- Exercise goal
Every line from the one with "Extract the structured" through the end of the records below should be restated word for word, and nothing outside that span.

(Data entries)
>> Begin
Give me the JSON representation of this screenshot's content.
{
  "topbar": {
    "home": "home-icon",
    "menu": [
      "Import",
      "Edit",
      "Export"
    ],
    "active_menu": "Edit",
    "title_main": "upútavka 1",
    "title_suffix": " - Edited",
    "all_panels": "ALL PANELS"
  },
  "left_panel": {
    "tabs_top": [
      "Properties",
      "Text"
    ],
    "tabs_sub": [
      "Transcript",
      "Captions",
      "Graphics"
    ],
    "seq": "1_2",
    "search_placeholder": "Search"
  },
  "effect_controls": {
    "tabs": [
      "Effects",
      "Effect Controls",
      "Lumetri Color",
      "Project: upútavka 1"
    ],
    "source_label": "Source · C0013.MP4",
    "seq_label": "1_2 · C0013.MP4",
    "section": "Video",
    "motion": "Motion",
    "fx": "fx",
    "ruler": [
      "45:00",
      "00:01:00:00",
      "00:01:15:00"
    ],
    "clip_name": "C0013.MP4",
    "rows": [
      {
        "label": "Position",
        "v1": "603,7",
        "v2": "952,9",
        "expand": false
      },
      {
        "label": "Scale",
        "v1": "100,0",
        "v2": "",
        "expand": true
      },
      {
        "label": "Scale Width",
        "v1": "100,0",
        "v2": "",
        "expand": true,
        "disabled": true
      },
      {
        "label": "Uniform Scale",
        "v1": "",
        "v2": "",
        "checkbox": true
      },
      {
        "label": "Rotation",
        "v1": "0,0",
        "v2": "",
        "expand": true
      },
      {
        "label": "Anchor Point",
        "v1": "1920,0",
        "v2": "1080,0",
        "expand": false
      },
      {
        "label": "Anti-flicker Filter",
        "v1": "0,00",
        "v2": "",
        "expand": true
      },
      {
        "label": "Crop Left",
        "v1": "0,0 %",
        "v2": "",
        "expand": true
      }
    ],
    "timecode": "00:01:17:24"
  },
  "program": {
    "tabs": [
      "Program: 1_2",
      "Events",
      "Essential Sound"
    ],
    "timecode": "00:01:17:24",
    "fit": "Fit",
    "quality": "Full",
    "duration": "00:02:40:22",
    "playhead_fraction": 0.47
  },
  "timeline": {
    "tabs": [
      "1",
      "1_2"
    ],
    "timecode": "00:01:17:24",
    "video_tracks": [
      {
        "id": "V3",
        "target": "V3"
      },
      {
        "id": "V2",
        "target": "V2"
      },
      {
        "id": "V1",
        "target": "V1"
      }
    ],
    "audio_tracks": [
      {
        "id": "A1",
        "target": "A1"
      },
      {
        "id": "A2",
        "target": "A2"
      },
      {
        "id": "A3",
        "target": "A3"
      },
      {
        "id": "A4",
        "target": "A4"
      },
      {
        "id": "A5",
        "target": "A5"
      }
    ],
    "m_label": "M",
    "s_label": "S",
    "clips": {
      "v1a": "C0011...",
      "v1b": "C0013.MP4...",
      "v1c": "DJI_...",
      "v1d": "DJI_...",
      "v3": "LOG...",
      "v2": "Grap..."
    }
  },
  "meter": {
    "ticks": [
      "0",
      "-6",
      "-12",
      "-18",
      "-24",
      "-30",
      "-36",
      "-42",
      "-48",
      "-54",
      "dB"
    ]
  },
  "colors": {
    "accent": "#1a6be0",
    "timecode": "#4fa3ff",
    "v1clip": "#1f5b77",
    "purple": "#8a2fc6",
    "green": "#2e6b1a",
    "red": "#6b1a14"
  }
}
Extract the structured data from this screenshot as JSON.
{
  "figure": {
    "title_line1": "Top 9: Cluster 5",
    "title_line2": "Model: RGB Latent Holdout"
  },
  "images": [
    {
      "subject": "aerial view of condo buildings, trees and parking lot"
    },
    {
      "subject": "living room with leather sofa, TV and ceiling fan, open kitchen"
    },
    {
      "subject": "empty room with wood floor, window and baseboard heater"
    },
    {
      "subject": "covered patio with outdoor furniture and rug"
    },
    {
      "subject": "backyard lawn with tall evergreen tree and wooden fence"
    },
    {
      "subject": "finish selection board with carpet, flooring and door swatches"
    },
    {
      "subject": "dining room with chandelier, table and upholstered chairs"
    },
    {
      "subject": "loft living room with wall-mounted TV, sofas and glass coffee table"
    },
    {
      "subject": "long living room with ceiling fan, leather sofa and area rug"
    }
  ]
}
>> End
- Exercise output
Extract the structured data from this screenshot as JSON.
{
  "figure": {
    "title_line1": "Top 9: Cluster 5",
    "title_line2": "Model: RGB Latent Holdout"
  },
  "images": [
    {
      "subject": "aerial view of condo buildings, trees and parking lot"
    },
    {
      "subject": "living room with leather sofa, TV and ceiling fan, open kitchen"
    },
    {
      "subject": "empty room with wood floor, window and baseboard heater"
    },
    {
      "subject": "covered patio with outdoor furniture and rug"
    },
    {
      "subject": "backyard lawn with tall evergreen tree and wooden fence"
    },
    {
      "subject": "finish selection board with carpet, flooring and door swatches"
    },
    {
      "subject": "dining room with chandelier, table and upholstered chairs"
    },
    {
      "subject": "loft living room with wall-mounted TV, sofas and glass coffee table"
    },
    {
      "subject": "long living room with ceiling fan, leather sofa and area rug"
    }
  ]
}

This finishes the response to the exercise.